Enrico Bomba (2 August 1922 – 1 November 1995) was an Italian film producer, director, and screenwriter. He also worked in television. He was born in Rome.

==Career==
Bomba worked in various capacities from 1949 onward. In 1952, he directed his first film, Prigionieri delle tenebre (Prisoners of Darkness); and in the following year he commenced a film called Jezebel, although it was never completed.

In the 1960s and 1970s, he worked steadily as a director and screenwriter, directing two films featuring Agent 777 (under the name Henry Bay) and two decamerotici (films inspired by The Decameron). In 1975, he dedicated himself to dubbing foreign language films, working as director and dialogist. Among the voiceovers that he edited the Japanese anime TV series, Great Mazinger and two works taken from the French novel Sans Famille: the anime TV series Nobody's Boy: Remi, and the French television miniseries Sans Famille. During the late 1970s, he made three more films for Cinestampa Internazionale which involved the work of anime artist Gō Nagai. He retired in the early 1990s.

▶ [Study material]:
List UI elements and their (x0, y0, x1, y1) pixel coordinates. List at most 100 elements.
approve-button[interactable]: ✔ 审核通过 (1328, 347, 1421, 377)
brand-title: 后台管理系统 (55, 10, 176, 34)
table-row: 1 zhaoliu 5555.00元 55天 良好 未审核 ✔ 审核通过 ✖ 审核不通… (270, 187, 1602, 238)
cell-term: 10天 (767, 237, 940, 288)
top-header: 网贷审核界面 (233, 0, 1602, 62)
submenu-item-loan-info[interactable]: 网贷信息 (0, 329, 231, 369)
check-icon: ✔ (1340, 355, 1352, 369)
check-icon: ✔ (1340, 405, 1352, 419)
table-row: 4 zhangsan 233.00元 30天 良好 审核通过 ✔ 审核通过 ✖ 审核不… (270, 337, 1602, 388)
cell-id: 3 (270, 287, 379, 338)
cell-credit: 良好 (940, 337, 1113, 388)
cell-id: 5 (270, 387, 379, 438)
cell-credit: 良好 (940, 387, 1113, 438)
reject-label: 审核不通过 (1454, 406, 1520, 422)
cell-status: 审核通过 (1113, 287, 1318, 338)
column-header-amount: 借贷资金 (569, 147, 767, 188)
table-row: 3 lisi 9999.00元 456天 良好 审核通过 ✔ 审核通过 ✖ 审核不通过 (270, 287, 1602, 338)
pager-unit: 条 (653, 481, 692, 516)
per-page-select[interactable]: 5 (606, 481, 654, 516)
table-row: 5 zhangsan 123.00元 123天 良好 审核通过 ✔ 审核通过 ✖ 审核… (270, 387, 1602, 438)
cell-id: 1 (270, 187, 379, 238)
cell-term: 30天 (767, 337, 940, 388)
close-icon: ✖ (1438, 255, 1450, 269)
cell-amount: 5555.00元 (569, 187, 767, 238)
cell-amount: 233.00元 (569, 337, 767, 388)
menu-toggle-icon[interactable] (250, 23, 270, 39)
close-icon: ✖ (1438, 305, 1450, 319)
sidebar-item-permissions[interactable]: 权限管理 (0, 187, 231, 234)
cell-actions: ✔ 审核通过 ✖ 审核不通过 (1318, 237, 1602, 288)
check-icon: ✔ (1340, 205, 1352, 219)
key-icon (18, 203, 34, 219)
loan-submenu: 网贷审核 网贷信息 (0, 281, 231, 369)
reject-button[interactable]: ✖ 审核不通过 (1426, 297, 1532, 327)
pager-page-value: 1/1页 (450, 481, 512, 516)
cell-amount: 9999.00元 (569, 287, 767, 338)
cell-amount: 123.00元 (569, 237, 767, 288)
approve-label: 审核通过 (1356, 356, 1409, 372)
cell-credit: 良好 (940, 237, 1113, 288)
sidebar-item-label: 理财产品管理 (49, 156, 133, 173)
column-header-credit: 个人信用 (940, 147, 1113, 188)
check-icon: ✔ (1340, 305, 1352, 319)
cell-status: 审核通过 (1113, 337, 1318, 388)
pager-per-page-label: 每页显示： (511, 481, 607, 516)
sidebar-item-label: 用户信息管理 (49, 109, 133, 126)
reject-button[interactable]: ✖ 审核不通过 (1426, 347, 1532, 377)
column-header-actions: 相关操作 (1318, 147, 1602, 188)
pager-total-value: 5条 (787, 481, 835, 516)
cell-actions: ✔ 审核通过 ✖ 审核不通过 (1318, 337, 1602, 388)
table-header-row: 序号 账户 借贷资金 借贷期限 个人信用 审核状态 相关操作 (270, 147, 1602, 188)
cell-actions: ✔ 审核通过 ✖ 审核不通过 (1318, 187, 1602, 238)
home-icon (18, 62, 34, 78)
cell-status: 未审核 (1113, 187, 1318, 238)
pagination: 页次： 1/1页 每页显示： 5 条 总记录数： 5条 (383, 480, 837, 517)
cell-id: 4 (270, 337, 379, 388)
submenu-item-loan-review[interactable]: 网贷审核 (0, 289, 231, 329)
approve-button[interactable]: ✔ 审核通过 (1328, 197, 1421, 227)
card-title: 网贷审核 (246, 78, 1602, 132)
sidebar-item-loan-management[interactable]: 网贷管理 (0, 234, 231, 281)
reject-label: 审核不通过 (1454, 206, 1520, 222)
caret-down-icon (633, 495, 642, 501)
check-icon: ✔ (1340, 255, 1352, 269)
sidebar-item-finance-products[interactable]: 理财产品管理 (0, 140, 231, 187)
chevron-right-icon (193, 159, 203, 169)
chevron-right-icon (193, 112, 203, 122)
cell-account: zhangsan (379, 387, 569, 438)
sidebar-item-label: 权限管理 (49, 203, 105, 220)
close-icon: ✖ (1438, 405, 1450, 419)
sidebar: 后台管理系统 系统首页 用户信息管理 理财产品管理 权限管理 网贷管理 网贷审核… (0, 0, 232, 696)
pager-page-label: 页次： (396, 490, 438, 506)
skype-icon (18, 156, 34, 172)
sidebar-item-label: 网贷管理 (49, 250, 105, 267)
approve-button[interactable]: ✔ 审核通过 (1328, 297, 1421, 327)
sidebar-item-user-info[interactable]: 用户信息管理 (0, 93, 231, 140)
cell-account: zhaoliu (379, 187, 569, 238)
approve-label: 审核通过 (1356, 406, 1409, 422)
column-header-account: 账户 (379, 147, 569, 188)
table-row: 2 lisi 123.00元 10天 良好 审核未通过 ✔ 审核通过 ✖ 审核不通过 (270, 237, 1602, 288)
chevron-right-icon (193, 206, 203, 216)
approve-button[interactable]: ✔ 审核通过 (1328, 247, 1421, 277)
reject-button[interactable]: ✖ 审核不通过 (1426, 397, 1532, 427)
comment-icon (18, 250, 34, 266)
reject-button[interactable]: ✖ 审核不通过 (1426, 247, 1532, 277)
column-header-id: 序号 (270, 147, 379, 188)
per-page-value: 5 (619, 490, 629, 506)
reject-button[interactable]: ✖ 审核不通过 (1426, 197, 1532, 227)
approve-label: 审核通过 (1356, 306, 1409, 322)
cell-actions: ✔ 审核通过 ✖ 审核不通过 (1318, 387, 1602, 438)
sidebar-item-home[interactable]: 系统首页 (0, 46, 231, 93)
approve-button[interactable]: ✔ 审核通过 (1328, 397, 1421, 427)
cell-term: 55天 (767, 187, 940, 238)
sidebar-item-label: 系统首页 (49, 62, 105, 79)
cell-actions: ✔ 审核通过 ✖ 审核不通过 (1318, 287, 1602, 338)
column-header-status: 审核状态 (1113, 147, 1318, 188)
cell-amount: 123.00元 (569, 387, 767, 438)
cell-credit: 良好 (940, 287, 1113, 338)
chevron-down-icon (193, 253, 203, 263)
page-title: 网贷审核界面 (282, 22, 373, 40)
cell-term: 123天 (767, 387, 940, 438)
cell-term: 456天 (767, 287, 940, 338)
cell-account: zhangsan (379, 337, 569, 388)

▶ [Task set]:
1. From the Enrico Bomba biography, copy the passage starting at "Enrico Bomba (2" and ending at "born in Rome.".
2. List every specific year (not decades) that the Enrico Bomba biography mentions, in the order they appear.

▶ [Numbered answers]:
1.
Enrico Bomba (2 August 1922 – 1 November 1995) was an Italian film producer, director, and screenwriter. He also worked in television. He was born in Rome.

2. 1922, 1995, 1949, 1952, 1975